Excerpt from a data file
** START **

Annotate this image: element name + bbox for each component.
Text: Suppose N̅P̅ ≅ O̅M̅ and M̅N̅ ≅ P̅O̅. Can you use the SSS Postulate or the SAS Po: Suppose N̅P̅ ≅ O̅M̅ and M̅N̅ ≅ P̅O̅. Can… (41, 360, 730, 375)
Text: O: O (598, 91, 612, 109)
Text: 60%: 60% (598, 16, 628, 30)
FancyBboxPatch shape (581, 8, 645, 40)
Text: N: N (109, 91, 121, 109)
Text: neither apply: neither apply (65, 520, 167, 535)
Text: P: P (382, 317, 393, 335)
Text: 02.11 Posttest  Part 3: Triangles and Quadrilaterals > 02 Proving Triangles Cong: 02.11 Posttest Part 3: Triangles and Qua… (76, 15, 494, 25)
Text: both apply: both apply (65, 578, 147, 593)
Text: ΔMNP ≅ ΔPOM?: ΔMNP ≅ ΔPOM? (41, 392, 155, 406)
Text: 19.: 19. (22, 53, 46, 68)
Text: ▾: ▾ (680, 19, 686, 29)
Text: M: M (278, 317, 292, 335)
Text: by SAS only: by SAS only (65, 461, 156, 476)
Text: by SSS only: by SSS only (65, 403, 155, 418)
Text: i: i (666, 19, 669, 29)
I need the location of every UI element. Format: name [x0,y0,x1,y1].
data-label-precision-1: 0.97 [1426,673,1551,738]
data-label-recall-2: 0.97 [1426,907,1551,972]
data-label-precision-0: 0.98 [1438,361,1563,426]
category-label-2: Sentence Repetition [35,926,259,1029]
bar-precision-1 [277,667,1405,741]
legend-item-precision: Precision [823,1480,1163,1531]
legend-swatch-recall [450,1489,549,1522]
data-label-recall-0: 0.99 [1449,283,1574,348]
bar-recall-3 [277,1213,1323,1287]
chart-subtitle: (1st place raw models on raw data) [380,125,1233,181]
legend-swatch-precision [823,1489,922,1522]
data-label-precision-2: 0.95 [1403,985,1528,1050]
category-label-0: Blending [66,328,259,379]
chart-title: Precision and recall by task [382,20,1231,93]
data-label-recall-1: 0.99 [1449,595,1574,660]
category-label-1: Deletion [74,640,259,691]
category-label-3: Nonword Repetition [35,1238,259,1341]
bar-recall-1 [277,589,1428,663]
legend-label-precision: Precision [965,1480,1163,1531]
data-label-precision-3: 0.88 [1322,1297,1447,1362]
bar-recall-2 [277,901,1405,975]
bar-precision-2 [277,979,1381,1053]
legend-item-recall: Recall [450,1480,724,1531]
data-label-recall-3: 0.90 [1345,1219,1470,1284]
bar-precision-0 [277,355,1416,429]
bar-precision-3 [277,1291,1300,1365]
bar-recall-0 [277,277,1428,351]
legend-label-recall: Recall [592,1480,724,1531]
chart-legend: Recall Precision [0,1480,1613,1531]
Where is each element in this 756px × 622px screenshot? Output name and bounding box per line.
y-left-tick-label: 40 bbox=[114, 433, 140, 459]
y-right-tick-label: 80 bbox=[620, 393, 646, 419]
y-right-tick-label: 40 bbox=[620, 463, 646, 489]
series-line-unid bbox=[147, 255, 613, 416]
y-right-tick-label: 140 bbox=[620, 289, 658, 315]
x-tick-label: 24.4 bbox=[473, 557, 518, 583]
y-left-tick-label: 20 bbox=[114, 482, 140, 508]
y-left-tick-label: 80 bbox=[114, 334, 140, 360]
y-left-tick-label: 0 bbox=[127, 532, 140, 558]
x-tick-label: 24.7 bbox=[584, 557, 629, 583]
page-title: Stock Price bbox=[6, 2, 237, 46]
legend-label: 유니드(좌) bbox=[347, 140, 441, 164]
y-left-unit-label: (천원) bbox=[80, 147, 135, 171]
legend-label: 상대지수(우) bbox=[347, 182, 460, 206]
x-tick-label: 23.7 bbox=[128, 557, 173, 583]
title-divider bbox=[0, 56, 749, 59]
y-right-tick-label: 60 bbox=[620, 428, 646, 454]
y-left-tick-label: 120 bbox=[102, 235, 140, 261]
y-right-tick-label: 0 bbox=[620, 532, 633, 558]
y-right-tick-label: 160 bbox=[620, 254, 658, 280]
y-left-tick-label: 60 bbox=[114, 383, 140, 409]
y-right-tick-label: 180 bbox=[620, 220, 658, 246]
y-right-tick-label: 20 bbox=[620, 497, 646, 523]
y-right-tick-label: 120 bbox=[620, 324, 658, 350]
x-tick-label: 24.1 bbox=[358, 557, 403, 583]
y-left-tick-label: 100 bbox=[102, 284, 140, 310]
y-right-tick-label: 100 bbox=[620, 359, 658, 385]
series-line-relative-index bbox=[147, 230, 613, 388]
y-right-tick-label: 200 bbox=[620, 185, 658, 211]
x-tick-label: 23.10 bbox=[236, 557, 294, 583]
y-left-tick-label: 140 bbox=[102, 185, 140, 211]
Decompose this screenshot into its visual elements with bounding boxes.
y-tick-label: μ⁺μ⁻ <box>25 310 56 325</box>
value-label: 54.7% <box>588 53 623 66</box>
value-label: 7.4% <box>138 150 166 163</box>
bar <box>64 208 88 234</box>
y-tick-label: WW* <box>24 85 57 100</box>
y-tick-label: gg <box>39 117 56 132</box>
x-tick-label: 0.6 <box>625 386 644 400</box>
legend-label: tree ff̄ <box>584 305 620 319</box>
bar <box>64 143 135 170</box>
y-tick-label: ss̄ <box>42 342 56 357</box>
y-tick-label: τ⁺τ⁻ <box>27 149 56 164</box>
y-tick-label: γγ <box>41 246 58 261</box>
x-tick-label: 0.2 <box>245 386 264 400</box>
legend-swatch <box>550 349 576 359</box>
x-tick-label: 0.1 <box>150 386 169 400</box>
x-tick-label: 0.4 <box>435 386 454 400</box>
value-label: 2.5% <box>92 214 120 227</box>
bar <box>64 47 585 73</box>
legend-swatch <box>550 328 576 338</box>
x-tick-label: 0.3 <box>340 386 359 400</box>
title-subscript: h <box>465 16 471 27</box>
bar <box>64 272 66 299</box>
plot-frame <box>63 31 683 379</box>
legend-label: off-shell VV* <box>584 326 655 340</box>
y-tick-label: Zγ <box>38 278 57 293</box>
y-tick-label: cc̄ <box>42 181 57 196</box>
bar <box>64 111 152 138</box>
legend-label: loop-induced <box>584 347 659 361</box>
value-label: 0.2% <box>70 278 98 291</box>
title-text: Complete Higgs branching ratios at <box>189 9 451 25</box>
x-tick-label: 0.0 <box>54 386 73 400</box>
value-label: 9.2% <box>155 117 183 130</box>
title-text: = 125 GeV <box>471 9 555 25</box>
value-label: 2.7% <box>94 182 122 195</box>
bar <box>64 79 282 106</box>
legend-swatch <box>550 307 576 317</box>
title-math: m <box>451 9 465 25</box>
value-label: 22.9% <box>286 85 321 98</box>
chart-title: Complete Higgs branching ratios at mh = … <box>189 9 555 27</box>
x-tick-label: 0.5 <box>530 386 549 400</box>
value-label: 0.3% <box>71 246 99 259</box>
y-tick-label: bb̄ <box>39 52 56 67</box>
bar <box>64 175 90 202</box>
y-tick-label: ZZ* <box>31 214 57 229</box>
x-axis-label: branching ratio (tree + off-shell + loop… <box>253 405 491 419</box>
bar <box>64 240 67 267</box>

** END **

Reproduce the data from its first line through the line containing "Text: 02.11 Posttest", both ends included.

[TASK SOLUTION]
Annotate this image: element name + bbox for each component.
Text: Suppose N̅P̅ ≅ O̅M̅ and M̅N̅ ≅ P̅O̅. Can you use the SSS Postulate or the SAS Po: Suppose N̅P̅ ≅ O̅M̅ and M̅N̅ ≅ P̅O̅. Can… (41, 360, 730, 375)
Text: O: O (598, 91, 612, 109)
Text: 60%: 60% (598, 16, 628, 30)
FancyBboxPatch shape (581, 8, 645, 40)
Text: N: N (109, 91, 121, 109)
Text: neither apply: neither apply (65, 520, 167, 535)
Text: P: P (382, 317, 393, 335)
Text: 02.11 Posttest  Part 3: Triangles and Quadrilaterals > 02 Proving Triangles Cong: 02.11 Posttest Part 3: Triangles and Qua… (76, 15, 494, 25)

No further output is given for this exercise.